Data records =>
^^^^^^^^

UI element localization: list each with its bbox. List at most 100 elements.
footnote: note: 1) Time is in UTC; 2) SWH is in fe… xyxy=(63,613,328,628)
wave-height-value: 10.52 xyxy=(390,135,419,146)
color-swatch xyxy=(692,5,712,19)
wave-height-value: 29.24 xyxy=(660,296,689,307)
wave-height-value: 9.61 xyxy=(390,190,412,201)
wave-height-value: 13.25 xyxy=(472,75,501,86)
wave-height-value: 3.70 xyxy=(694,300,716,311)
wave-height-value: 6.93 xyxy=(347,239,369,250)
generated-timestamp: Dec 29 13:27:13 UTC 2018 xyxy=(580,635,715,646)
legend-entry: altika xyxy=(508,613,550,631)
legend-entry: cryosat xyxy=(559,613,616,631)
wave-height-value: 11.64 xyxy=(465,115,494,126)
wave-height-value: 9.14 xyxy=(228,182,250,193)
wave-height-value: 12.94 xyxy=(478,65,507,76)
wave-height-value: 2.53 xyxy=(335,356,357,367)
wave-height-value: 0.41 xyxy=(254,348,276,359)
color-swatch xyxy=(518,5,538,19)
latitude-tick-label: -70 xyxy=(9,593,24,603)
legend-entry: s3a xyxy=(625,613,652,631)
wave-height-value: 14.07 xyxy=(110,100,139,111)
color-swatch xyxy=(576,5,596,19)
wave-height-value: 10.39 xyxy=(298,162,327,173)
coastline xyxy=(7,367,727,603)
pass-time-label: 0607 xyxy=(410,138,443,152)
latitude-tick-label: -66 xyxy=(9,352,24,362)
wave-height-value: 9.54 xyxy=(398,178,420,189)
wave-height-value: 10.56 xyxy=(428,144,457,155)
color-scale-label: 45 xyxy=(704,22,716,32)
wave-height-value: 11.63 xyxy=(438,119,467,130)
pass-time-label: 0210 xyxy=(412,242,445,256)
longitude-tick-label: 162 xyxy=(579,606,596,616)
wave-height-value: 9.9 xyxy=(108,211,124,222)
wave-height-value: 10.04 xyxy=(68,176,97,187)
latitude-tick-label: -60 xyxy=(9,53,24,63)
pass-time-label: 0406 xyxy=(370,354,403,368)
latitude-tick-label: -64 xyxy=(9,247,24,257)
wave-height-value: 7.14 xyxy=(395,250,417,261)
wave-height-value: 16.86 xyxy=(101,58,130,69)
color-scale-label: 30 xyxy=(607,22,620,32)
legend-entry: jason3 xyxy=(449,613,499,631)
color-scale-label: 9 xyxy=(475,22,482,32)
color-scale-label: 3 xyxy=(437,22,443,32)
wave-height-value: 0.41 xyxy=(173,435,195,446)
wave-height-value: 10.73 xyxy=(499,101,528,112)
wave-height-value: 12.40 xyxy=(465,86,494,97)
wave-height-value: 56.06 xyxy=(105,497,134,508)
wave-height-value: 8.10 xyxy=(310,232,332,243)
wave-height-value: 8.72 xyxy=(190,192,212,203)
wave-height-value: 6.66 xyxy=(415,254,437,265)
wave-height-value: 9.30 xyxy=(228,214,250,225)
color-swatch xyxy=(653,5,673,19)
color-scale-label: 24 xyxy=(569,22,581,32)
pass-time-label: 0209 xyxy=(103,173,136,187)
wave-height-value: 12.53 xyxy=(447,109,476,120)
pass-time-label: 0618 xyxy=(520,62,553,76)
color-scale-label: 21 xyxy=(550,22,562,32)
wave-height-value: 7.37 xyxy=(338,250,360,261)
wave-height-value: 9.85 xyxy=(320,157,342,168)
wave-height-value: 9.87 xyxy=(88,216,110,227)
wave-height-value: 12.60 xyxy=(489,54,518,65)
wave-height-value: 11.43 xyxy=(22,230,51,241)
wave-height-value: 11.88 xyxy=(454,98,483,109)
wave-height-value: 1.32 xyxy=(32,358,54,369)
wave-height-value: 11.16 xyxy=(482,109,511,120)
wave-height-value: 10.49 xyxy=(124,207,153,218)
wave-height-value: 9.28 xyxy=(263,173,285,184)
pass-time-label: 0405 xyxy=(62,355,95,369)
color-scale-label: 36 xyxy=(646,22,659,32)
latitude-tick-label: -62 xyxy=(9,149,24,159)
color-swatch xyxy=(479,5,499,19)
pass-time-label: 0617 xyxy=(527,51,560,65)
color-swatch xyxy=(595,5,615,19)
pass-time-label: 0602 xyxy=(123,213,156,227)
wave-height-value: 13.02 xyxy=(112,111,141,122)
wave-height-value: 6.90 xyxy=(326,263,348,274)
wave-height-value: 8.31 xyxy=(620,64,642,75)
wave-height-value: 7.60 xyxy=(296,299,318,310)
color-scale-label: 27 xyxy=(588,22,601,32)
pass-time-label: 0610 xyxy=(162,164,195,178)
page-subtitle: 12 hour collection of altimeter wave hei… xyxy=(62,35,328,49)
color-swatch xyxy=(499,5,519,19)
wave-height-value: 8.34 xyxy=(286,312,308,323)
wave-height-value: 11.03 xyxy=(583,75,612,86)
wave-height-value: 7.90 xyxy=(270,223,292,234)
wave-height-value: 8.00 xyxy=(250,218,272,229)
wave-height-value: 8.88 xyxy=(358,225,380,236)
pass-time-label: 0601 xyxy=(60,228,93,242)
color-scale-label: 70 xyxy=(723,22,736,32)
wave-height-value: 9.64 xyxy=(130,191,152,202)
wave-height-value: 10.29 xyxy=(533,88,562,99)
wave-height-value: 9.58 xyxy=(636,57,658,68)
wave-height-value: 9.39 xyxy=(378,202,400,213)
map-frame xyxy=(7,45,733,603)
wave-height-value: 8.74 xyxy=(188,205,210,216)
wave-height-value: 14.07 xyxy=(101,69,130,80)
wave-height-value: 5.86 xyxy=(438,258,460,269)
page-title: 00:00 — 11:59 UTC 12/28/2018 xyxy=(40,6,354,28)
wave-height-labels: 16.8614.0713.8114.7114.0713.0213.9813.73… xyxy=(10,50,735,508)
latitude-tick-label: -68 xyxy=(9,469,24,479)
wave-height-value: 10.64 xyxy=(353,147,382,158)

^^^^^^^^

Problem description => Copy all of the material above line for line, without changing any character.

Solution below =>
UI element localization: list each with its bbox. List at most 100 elements.
footnote: note: 1) Time is in UTC; 2) SWH is in fe… xyxy=(63,613,328,628)
wave-height-value: 10.52 xyxy=(390,135,419,146)
color-swatch xyxy=(692,5,712,19)
wave-height-value: 29.24 xyxy=(660,296,689,307)
wave-height-value: 9.61 xyxy=(390,190,412,201)
wave-height-value: 13.25 xyxy=(472,75,501,86)
wave-height-value: 3.70 xyxy=(694,300,716,311)
wave-height-value: 6.93 xyxy=(347,239,369,250)
generated-timestamp: Dec 29 13:27:13 UTC 2018 xyxy=(580,635,715,646)
legend-entry: altika xyxy=(508,613,550,631)
legend-entry: cryosat xyxy=(559,613,616,631)
wave-height-value: 11.64 xyxy=(465,115,494,126)
wave-height-value: 9.14 xyxy=(228,182,250,193)
wave-height-value: 12.94 xyxy=(478,65,507,76)
wave-height-value: 2.53 xyxy=(335,356,357,367)
wave-height-value: 0.41 xyxy=(254,348,276,359)
color-swatch xyxy=(518,5,538,19)
latitude-tick-label: -70 xyxy=(9,593,24,603)
legend-entry: s3a xyxy=(625,613,652,631)
wave-height-value: 14.07 xyxy=(110,100,139,111)
color-swatch xyxy=(576,5,596,19)
wave-height-value: 10.39 xyxy=(298,162,327,173)
coastline xyxy=(7,367,727,603)
pass-time-label: 0607 xyxy=(410,138,443,152)
latitude-tick-label: -66 xyxy=(9,352,24,362)
wave-height-value: 9.54 xyxy=(398,178,420,189)
wave-height-value: 10.56 xyxy=(428,144,457,155)
color-scale-label: 45 xyxy=(704,22,716,32)
wave-height-value: 11.63 xyxy=(438,119,467,130)
pass-time-label: 0210 xyxy=(412,242,445,256)
longitude-tick-label: 162 xyxy=(579,606,596,616)
wave-height-value: 9.9 xyxy=(108,211,124,222)
wave-height-value: 10.04 xyxy=(68,176,97,187)
latitude-tick-label: -60 xyxy=(9,53,24,63)
pass-time-label: 0406 xyxy=(370,354,403,368)
latitude-tick-label: -64 xyxy=(9,247,24,257)
wave-height-value: 7.14 xyxy=(395,250,417,261)
wave-height-value: 16.86 xyxy=(101,58,130,69)
color-scale-label: 30 xyxy=(607,22,620,32)
legend-entry: jason3 xyxy=(449,613,499,631)
color-scale-label: 9 xyxy=(475,22,482,32)
color-scale-label: 3 xyxy=(437,22,443,32)
wave-height-value: 0.41 xyxy=(173,435,195,446)
wave-height-value: 10.73 xyxy=(499,101,528,112)
wave-height-value: 12.40 xyxy=(465,86,494,97)
wave-height-value: 56.06 xyxy=(105,497,134,508)
wave-height-value: 8.10 xyxy=(310,232,332,243)
wave-height-value: 8.72 xyxy=(190,192,212,203)
wave-height-value: 6.66 xyxy=(415,254,437,265)
wave-height-value: 9.30 xyxy=(228,214,250,225)
color-swatch xyxy=(653,5,673,19)
color-scale-label: 24 xyxy=(569,22,581,32)
pass-time-label: 0209 xyxy=(103,173,136,187)
wave-height-value: 12.53 xyxy=(447,109,476,120)
pass-time-label: 0618 xyxy=(520,62,553,76)
color-scale-label: 21 xyxy=(550,22,562,32)
wave-height-value: 7.37 xyxy=(338,250,360,261)
wave-height-value: 9.85 xyxy=(320,157,342,168)
wave-height-value: 9.87 xyxy=(88,216,110,227)
wave-height-value: 12.60 xyxy=(489,54,518,65)
wave-height-value: 11.43 xyxy=(22,230,51,241)
wave-height-value: 11.88 xyxy=(454,98,483,109)
wave-height-value: 1.32 xyxy=(32,358,54,369)
wave-height-value: 11.16 xyxy=(482,109,511,120)
wave-height-value: 10.49 xyxy=(124,207,153,218)
wave-height-value: 9.28 xyxy=(263,173,285,184)
pass-time-label: 0405 xyxy=(62,355,95,369)
color-scale-label: 36 xyxy=(646,22,659,32)
latitude-tick-label: -62 xyxy=(9,149,24,159)
color-swatch xyxy=(479,5,499,19)
pass-time-label: 0617 xyxy=(527,51,560,65)
color-swatch xyxy=(595,5,615,19)
pass-time-label: 0602 xyxy=(123,213,156,227)
wave-height-value: 13.02 xyxy=(112,111,141,122)
wave-height-value: 6.90 xyxy=(326,263,348,274)
wave-height-value: 8.31 xyxy=(620,64,642,75)
wave-height-value: 7.60 xyxy=(296,299,318,310)
color-scale-label: 27 xyxy=(588,22,601,32)
pass-time-label: 0610 xyxy=(162,164,195,178)
page-subtitle: 12 hour collection of altimeter wave hei… xyxy=(62,35,328,49)
color-swatch xyxy=(499,5,519,19)
wave-height-value: 8.34 xyxy=(286,312,308,323)
wave-height-value: 11.03 xyxy=(583,75,612,86)
wave-height-value: 7.90 xyxy=(270,223,292,234)
wave-height-value: 8.00 xyxy=(250,218,272,229)
wave-height-value: 8.88 xyxy=(358,225,380,236)
pass-time-label: 0601 xyxy=(60,228,93,242)
color-scale-label: 70 xyxy=(723,22,736,32)
wave-height-value: 9.64 xyxy=(130,191,152,202)
wave-height-value: 10.29 xyxy=(533,88,562,99)
wave-height-value: 9.58 xyxy=(636,57,658,68)
wave-height-value: 9.39 xyxy=(378,202,400,213)
map-frame xyxy=(7,45,733,603)
wave-height-value: 8.74 xyxy=(188,205,210,216)
wave-height-value: 14.07 xyxy=(101,69,130,80)
wave-height-value: 5.86 xyxy=(438,258,460,269)
page-title: 00:00 — 11:59 UTC 12/28/2018 xyxy=(40,6,354,28)
wave-height-labels: 16.8614.0713.8114.7114.0713.0213.9813.73… xyxy=(10,50,735,508)
latitude-tick-label: -68 xyxy=(9,469,24,479)
wave-height-value: 10.64 xyxy=(353,147,382,158)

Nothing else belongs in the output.